+++ Provided material

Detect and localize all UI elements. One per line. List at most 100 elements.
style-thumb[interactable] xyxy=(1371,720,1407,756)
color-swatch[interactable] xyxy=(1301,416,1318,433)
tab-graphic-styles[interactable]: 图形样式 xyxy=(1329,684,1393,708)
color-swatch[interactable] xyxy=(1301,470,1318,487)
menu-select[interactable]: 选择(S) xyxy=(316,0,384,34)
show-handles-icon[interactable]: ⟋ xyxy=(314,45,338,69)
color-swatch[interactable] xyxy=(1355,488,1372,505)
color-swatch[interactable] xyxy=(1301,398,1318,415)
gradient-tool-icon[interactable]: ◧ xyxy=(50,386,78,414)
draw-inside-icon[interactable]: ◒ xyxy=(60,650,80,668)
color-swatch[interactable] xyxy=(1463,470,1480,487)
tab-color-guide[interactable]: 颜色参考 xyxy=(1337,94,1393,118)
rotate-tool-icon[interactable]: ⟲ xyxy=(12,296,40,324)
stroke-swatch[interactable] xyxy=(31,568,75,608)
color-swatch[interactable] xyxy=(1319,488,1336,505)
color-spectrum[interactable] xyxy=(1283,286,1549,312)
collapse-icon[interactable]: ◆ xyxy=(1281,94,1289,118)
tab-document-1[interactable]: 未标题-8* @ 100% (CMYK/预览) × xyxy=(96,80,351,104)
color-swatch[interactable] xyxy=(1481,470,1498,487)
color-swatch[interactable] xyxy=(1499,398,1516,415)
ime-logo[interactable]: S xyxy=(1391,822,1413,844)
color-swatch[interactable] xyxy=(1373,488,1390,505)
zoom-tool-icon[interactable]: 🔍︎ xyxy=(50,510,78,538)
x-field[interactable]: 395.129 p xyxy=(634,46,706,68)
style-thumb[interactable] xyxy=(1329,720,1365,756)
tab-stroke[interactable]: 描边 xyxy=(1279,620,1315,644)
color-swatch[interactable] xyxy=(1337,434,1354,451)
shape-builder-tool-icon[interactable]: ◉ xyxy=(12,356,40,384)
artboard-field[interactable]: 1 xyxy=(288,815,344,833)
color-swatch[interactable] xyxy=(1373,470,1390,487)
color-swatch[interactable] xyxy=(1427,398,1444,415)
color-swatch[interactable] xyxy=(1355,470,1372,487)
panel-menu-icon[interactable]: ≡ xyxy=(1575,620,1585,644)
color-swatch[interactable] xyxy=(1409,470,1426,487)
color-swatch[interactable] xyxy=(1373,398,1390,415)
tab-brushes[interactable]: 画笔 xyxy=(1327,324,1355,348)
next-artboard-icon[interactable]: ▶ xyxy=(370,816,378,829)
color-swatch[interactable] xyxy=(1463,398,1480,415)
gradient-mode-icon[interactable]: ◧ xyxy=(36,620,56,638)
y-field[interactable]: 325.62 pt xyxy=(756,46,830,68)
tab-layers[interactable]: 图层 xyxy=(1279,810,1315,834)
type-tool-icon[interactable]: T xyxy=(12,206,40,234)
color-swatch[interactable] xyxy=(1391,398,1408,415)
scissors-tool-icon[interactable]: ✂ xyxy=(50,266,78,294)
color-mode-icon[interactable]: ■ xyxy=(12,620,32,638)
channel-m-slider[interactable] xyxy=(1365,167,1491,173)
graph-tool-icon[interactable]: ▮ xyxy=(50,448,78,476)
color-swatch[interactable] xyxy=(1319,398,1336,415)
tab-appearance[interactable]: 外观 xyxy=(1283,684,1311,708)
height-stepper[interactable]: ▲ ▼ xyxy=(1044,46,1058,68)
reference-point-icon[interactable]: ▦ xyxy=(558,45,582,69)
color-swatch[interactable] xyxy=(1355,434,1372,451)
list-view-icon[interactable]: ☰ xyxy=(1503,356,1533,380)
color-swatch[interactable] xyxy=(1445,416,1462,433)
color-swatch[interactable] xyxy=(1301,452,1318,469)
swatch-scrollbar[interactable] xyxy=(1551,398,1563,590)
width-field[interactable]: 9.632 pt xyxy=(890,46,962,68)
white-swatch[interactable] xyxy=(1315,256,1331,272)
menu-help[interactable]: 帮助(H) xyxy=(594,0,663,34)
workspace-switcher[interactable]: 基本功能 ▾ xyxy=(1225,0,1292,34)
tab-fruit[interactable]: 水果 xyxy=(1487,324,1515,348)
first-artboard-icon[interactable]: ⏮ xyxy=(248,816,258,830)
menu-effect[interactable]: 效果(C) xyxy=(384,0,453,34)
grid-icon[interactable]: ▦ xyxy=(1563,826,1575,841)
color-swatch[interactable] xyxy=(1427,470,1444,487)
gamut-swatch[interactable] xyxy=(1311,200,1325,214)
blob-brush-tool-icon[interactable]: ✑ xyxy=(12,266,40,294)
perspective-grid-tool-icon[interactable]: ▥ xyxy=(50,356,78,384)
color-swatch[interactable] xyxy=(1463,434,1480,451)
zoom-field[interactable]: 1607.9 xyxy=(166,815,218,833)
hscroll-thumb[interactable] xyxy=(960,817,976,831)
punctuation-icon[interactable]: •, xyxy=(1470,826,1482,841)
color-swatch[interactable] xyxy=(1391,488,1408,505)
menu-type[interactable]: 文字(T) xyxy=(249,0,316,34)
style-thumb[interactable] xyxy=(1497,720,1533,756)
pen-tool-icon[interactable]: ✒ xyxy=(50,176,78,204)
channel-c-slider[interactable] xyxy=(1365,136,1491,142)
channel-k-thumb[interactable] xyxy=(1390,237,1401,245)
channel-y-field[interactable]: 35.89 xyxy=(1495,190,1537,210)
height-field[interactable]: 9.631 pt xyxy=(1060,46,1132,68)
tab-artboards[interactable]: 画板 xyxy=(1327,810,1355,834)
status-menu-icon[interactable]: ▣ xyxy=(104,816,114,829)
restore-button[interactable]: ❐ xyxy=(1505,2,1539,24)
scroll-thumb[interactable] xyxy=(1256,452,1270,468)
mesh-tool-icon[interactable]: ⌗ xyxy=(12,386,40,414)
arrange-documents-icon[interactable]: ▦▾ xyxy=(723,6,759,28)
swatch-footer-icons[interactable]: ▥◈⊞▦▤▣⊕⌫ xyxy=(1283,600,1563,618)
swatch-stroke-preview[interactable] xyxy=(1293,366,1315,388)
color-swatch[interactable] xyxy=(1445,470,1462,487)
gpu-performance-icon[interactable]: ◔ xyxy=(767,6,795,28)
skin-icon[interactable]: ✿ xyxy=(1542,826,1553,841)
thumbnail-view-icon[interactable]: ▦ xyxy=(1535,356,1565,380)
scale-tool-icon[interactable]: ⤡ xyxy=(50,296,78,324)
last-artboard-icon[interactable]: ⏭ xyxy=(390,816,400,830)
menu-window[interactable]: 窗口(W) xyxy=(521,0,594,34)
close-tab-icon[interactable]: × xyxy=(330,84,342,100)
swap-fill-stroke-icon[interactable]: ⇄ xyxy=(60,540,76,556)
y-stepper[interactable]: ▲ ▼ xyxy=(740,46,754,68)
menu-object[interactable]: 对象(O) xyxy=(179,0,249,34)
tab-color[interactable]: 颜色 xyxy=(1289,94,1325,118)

++++++

(Description of the task) Please update the lines from the first one through the line containing "color-swatch[interactable] xyxy=(1301,470,1318,487)", replacing "color-swatch" with "palette-chip" and keeping everything else unchanged. Return only those lines.

(Worked answer)
Detect and localize all UI elements. One per line. List at most 100 elements.
style-thumb[interactable] xyxy=(1371,720,1407,756)
palette-chip[interactable] xyxy=(1301,416,1318,433)
tab-graphic-styles[interactable]: 图形样式 xyxy=(1329,684,1393,708)
palette-chip[interactable] xyxy=(1301,470,1318,487)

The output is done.